Exercise: Check each line of the listing below for the string "圆的周长的一半", and copy the ones that have it.

Collected data:
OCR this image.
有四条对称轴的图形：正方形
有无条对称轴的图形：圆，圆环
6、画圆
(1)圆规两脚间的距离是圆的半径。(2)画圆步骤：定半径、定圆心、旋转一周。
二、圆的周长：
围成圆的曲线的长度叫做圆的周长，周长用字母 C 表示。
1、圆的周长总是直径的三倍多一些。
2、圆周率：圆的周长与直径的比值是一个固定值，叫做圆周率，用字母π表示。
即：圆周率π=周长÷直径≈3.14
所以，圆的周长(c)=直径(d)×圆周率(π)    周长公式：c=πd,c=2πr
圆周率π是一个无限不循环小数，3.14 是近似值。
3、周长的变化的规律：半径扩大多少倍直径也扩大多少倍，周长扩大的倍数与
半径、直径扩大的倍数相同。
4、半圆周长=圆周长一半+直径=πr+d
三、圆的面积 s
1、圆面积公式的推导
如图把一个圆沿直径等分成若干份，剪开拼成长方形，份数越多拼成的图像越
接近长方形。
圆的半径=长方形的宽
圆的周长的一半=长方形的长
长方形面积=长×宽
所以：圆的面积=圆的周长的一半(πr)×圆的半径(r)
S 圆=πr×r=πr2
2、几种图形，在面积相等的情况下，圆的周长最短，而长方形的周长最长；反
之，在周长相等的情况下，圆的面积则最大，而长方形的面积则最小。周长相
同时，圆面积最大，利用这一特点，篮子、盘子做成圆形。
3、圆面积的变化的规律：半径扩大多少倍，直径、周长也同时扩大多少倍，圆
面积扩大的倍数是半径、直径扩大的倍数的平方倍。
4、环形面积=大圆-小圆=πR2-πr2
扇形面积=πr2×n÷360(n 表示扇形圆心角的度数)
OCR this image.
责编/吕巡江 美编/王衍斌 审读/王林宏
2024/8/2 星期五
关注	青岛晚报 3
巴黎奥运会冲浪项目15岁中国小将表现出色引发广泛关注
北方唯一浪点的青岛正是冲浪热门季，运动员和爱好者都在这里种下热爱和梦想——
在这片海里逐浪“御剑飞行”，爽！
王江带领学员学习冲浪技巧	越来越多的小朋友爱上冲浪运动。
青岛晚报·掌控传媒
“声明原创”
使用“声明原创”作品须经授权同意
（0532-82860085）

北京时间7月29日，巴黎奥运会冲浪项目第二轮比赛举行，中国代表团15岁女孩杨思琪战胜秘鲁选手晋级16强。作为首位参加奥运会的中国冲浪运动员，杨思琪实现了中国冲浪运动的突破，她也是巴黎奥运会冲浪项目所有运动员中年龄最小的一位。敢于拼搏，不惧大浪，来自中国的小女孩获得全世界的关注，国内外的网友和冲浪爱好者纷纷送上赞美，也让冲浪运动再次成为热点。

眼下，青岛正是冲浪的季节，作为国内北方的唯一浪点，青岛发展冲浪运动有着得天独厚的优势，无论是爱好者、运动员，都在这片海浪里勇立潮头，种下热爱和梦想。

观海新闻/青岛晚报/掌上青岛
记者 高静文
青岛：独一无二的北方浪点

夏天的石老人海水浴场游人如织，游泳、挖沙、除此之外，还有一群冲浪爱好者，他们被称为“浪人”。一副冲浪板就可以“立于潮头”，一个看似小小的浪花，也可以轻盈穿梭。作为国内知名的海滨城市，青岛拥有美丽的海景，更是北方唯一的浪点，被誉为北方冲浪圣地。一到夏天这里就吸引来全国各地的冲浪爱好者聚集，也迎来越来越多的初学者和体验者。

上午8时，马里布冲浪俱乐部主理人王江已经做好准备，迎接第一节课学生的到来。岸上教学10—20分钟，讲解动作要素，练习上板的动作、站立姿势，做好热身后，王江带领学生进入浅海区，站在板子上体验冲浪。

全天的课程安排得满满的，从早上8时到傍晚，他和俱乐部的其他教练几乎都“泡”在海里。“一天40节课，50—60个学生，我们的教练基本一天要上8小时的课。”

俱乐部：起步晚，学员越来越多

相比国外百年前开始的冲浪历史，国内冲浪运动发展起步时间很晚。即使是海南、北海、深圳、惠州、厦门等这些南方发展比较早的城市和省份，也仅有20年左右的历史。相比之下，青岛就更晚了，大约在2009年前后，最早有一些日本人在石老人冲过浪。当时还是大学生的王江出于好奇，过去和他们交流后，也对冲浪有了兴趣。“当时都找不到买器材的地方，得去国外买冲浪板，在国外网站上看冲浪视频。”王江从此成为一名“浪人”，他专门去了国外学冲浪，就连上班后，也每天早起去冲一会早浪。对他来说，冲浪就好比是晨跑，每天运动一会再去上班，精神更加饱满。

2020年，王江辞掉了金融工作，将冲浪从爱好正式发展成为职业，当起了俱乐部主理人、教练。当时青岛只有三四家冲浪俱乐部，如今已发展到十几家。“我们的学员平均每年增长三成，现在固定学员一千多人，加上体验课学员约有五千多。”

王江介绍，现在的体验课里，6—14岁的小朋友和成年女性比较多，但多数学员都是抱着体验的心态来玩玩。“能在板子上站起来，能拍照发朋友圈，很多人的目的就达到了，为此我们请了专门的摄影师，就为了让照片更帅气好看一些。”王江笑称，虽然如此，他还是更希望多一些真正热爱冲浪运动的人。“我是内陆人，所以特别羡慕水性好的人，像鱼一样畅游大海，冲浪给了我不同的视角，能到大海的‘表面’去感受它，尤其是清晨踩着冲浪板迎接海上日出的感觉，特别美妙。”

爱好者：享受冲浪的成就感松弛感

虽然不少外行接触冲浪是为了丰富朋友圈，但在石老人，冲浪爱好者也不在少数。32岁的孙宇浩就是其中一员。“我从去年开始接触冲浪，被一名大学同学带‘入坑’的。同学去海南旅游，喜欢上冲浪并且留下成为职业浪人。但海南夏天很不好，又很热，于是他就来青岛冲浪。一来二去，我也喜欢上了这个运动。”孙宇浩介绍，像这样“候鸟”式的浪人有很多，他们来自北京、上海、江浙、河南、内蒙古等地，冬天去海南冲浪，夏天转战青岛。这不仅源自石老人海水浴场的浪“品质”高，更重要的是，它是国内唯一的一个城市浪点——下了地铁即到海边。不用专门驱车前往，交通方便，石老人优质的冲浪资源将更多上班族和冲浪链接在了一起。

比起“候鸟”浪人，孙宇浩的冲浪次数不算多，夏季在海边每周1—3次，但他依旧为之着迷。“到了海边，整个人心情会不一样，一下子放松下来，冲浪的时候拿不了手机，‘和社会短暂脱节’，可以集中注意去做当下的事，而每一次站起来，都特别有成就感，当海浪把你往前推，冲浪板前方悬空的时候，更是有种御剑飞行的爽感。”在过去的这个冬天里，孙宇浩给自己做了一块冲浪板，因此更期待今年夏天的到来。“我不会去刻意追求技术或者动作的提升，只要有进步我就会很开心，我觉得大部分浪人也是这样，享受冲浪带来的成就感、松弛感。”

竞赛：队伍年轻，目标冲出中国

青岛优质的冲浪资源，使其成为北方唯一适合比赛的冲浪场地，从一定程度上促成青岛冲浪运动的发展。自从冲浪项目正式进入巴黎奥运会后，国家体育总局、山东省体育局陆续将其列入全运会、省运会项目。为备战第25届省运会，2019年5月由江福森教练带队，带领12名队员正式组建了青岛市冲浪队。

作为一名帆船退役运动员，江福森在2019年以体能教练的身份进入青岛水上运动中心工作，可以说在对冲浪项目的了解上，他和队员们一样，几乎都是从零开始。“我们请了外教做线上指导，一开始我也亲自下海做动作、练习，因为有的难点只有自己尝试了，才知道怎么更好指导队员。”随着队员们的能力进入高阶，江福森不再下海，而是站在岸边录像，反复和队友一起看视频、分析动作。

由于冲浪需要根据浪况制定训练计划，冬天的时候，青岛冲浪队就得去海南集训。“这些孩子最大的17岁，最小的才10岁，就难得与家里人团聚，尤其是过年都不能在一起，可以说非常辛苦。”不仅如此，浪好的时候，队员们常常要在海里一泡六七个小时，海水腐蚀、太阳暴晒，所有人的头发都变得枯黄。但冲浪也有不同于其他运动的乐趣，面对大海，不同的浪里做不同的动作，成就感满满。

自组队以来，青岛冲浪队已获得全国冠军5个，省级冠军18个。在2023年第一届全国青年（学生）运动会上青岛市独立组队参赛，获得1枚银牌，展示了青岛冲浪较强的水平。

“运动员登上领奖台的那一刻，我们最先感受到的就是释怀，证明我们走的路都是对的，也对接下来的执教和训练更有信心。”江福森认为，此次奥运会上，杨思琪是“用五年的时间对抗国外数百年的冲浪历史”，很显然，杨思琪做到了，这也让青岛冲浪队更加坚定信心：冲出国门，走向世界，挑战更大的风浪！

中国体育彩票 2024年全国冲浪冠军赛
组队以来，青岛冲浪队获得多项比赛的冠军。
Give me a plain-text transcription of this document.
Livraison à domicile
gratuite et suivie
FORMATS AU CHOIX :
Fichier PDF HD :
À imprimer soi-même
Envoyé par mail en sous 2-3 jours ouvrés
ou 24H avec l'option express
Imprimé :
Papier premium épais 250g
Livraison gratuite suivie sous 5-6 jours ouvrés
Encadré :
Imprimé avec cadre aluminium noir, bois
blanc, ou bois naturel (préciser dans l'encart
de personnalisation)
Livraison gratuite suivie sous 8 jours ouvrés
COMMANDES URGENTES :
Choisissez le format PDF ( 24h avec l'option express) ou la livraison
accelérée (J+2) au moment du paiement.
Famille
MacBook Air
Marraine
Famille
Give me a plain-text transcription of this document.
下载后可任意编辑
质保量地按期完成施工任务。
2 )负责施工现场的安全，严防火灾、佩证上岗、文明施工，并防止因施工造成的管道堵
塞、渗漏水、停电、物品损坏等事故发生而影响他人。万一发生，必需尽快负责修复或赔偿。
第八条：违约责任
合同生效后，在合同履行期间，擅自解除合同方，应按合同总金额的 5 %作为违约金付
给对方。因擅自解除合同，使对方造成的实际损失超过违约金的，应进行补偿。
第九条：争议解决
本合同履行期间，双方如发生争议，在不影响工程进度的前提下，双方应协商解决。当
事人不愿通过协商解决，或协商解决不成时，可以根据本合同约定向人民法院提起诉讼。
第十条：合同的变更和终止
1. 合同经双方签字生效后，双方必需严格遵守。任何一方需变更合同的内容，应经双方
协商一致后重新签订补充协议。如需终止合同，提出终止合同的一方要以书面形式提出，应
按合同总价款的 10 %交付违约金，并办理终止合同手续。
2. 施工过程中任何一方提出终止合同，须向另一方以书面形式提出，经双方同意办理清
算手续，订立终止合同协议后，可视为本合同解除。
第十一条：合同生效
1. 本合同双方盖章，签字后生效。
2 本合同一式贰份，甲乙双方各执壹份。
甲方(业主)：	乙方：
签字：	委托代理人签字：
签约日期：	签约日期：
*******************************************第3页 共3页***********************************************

Result for this exercise:
圆的周长的一半=长方形的长
所以：圆的面积=圆的周长的一半(πr)×圆的半径(r)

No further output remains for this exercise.